■ Given request ■
State how many lines in the listing below include the word "增加的多项条款及说明". Give nothing but the number.

>>>>

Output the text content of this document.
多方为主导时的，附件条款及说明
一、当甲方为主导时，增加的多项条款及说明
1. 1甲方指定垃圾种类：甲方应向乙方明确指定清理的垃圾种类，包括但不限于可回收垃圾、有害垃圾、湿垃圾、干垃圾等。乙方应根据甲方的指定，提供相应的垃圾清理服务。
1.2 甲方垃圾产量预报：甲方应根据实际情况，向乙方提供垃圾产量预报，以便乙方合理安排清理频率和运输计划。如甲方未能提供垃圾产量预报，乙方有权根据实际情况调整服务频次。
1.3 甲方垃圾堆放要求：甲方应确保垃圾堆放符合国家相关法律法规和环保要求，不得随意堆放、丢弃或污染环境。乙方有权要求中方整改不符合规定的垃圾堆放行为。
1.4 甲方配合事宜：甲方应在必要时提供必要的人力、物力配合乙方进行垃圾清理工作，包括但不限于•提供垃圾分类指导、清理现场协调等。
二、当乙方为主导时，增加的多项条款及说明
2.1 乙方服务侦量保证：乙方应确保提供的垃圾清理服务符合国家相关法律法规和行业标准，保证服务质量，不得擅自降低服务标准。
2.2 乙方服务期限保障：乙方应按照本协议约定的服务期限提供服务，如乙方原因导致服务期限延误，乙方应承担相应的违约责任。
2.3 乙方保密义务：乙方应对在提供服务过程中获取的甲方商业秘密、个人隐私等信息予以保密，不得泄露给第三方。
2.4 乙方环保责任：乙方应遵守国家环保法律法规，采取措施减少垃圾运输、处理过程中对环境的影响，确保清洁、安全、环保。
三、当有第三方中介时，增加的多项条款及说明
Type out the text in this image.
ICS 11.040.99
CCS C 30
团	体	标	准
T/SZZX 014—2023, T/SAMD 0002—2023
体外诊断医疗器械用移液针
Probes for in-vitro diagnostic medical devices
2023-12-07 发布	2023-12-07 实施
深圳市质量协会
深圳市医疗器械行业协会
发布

<<<<

■ Written solution ■
3